WRITTEN EXERCISE: Look for the string "习近平总书记强调" in every line, and copy each line that has it.

Start DATA EXTRACT

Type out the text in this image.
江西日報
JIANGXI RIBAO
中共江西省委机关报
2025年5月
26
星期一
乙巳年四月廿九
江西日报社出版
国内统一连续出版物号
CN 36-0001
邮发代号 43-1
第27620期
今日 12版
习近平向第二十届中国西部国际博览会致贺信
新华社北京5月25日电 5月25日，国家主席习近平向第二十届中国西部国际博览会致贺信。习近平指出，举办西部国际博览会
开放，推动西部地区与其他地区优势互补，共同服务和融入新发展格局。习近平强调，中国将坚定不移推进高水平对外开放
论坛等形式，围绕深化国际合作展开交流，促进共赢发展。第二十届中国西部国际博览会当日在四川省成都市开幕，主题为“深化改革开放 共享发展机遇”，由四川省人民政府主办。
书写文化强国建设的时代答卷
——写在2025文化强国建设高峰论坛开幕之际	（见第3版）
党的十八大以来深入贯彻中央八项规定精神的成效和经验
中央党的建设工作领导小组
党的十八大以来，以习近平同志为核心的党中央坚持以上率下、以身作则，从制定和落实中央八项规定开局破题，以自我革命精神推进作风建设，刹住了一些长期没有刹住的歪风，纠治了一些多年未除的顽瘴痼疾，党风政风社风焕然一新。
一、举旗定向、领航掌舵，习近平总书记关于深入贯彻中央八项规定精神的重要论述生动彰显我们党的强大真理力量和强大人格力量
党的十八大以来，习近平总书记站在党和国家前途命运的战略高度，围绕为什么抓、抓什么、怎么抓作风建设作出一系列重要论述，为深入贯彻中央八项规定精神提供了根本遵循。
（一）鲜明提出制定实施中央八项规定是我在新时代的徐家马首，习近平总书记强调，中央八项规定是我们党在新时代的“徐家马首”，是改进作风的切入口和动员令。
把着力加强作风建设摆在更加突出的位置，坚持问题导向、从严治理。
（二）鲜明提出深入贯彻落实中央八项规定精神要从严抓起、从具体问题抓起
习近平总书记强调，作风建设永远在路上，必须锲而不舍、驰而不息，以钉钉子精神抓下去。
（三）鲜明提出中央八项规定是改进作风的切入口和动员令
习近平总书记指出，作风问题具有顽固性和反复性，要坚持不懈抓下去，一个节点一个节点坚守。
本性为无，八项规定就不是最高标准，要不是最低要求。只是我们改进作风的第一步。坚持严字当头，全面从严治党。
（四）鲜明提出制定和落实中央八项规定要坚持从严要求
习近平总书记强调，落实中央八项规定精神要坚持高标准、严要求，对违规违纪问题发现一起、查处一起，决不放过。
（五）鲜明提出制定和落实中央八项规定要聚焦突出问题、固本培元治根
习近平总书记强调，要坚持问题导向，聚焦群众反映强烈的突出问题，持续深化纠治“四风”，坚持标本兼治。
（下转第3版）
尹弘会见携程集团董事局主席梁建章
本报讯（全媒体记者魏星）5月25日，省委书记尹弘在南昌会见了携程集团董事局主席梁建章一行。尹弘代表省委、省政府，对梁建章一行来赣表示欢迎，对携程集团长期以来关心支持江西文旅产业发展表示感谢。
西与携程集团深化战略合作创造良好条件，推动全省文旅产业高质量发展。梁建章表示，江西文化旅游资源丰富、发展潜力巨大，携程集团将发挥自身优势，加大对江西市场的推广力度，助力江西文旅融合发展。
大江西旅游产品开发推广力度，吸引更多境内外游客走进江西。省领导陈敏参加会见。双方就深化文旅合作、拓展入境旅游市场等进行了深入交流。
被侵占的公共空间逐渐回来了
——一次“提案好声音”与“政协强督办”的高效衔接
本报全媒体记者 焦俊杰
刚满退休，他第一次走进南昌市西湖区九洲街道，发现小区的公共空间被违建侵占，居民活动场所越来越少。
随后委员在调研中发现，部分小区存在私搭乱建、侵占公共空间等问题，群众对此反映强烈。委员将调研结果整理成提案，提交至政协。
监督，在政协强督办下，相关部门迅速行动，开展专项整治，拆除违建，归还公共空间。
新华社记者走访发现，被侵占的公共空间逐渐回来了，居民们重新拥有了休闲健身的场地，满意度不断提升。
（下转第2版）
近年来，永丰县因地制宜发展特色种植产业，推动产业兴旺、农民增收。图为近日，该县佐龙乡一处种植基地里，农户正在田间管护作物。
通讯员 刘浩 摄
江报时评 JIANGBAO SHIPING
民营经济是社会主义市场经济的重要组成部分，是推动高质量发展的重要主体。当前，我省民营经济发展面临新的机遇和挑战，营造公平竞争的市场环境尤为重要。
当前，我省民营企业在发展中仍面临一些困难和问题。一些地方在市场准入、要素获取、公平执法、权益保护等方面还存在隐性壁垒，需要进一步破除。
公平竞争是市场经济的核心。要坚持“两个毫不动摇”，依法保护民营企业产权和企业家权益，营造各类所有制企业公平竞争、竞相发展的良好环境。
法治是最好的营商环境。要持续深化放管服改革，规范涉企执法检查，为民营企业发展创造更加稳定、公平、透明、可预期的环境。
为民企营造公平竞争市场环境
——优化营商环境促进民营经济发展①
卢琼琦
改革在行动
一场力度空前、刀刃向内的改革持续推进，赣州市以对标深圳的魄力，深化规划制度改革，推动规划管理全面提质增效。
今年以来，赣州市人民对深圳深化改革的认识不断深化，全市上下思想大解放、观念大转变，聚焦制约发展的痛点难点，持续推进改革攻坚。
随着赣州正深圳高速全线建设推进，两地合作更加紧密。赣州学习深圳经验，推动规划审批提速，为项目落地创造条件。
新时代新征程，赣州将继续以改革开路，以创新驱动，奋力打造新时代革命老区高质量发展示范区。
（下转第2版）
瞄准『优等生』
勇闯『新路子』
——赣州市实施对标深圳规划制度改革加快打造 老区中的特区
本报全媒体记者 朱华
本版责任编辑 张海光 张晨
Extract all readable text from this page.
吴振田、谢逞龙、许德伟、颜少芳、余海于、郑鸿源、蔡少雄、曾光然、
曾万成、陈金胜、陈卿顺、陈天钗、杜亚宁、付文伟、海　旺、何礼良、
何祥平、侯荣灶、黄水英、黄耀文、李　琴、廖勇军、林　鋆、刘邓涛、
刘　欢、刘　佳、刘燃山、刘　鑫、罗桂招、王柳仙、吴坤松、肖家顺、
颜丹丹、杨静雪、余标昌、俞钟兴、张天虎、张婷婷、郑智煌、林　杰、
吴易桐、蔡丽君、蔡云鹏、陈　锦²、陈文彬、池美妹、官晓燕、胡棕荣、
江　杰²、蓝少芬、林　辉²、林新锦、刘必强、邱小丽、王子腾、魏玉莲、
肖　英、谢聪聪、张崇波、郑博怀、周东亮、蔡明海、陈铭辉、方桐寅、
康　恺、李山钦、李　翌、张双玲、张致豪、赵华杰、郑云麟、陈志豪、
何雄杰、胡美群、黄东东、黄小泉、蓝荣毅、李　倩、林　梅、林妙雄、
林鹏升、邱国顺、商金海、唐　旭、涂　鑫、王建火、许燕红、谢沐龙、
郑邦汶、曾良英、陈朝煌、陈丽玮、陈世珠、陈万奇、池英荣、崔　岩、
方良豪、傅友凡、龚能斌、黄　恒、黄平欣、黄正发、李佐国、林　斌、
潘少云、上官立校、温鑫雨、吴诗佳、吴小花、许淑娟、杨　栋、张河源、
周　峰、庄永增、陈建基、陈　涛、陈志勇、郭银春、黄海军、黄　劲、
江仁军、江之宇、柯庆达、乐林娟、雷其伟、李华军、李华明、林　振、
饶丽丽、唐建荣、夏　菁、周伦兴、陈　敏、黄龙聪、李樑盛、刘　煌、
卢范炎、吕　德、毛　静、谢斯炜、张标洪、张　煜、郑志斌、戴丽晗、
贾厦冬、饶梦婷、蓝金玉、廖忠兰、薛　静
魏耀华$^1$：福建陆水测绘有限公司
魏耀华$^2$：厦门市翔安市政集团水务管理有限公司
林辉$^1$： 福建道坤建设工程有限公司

End DATA EXTRACT

SOLUTION TO THIS TASK:
（一）鲜明提出制定实施中央八项规定是我在新时代的徐家马首，习近平总书记强调，中央八项规定是我们党在新时代的“徐家马首”，是改进作风的切入口和动员令。
习近平总书记强调，作风建设永远在路上，必须锲而不舍、驰而不息，以钉钉子精神抓下去。
习近平总书记强调，落实中央八项规定精神要坚持高标准、严要求，对违规违纪问题发现一起、查处一起，决不放过。
习近平总书记强调，要坚持问题导向，聚焦群众反映强烈的突出问题，持续深化纠治“四风”，坚持标本兼治。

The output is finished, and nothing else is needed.